** TEXT UNDER STUDY follows **

Review by Ed Blackadder
Lead Entertainment Writer
The Story of Survival and Love…
Based on the award-winning novel by Meg Rosoff, How I Live Now, sees an American girl, Daisy (Saoirse Ronan), who’s sent to spend the summer with her cousins in England. Daisy didn’t want to go, but her cousins are excited at having their American relative stay with them. She, on the other hand, only wants to stay locked in her room and tune into her sounds. The cousins try their best to make her feel welcome, and when she does begin to interact, by going swimming in a nearby stream, all hell breaks loose after a huge bomb is dropped in the distance, marking the beginning of a civil war. The group try to lock themselves away in the house, but soldiers turn up and separate the boys from the girls, then send them to a work camp. Daisy takes on the responsibility of getting them all back together by breaking out of the camp and going on a dangerous journey to reunite her cousins.
I’ve been a fan of Oscar-nominated Saoirse Ronan, since seeing her in the brilliant Hanna, where she took on the role of a young, highly trained, genetically enhanced killer, and have since caught everything she’s done. Ronin has already proven she has what it takes to be a future Academy Award-winner, even when taking on roles that don’t really allow her to best demonstrate her acting chops, like the nice, but vacuus The Host. More recently was a film more telling of what the highly talented actress is capable of, the stylishly cool Byzantium, where she played a vampire who was fed up with the life of drinking blood. I also recently caught the off-beat Violet & Daisy, where Saoirse’s character was also named Daisy.

** End of TEXT UNDER STUDY **

* WORK REQUEST A: Transcribe the review of How I Live Now from "I’ve been a" to "also named Daisy.".
* WORK REQUEST B: In the review of How I Live Now, shorten the paragraph beginning "Based on the award-winning novel" while keeping its main facts.
* WORK REQUEST C: According to the review of How I Live Now, whose novel is the film based on?

** DATASET EXCERPTS follows **

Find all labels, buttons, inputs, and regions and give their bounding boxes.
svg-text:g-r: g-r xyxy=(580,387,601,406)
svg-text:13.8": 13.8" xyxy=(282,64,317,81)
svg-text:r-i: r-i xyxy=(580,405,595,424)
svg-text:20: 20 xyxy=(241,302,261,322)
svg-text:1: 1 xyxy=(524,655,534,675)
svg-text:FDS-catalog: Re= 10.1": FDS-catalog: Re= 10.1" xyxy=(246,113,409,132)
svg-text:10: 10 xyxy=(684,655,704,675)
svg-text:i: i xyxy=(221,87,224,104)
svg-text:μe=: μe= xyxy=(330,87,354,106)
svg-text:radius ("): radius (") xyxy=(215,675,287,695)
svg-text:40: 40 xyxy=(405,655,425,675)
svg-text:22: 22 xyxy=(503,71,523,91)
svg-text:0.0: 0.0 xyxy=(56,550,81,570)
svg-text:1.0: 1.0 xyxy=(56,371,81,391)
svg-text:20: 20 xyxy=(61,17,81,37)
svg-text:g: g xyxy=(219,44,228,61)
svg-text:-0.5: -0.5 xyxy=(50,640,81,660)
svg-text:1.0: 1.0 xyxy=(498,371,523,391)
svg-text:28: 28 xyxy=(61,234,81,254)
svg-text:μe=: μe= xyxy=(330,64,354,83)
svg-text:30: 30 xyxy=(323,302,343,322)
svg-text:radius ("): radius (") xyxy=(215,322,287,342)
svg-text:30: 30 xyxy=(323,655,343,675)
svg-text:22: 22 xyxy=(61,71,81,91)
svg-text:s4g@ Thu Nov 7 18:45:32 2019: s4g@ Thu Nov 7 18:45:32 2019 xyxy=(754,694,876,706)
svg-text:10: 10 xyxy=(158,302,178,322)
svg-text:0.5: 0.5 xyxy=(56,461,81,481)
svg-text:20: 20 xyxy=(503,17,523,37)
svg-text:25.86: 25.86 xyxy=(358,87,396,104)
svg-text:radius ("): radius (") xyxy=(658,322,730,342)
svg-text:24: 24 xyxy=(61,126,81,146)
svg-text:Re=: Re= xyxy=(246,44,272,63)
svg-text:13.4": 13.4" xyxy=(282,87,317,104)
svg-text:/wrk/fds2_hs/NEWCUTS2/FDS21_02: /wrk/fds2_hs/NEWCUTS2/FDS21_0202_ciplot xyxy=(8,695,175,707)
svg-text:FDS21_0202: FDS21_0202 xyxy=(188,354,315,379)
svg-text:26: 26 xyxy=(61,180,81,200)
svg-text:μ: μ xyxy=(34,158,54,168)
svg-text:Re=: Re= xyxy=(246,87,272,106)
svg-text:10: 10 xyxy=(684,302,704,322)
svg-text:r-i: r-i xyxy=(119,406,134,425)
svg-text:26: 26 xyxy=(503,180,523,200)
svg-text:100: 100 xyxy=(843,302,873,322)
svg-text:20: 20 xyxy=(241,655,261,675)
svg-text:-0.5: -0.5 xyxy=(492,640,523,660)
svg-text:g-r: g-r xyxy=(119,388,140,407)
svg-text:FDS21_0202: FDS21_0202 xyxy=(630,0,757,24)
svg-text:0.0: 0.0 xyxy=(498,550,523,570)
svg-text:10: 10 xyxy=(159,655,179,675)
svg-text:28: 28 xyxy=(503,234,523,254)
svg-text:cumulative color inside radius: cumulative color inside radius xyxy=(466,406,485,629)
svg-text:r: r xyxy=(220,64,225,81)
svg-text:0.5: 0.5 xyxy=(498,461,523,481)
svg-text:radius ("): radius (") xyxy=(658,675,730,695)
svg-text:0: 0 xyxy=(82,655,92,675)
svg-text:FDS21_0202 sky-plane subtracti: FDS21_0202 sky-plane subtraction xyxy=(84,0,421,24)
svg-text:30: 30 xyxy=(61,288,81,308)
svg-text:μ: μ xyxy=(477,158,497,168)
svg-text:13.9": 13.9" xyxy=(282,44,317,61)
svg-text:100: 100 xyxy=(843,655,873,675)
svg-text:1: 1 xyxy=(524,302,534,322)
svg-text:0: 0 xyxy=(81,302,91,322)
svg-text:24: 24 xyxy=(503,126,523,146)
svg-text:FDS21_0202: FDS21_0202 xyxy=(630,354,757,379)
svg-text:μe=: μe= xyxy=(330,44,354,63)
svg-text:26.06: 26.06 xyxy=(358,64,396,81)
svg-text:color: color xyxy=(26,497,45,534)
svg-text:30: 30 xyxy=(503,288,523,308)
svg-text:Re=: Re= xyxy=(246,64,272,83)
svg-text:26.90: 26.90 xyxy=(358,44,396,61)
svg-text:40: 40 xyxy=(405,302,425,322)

** End of DATASET EXCERPTS **

* RESULT A:
I’ve been a fan of Oscar-nominated Saoirse Ronan, since seeing her in the brilliant Hanna, where she took on the role of a young, highly trained, genetically enhanced killer, and have since caught everything she’s done. Ronin has already proven she has what it takes to be a future Academy Award-winner, even when taking on roles that don’t really allow her to best demonstrate her acting chops, like the nice, but vacuus The Host. More recently was a film more telling of what the highly talented actress is capable of, the stylishly cool Byzantium, where she played a vampire who was fed up with the life of drinking blood. I also recently caught the off-beat Violet & Daisy, where Saoirse’s character was also named Daisy.

* RESULT B: Adapted from Meg Rosoff's award-winning novel, How I Live Now follows Daisy (Saoirse Ronan), an American girl sent against her wishes to spend the summer with her eager English cousins. She keeps to her room at first. Soon after she begins to join in, a huge bomb falls in the distance and starts a civil war. Soldiers split the boys from the girls and send them to a work camp. Daisy breaks out and sets off on a dangerous journey to reunite her cousins.

* RESULT C: Meg Rosoff's.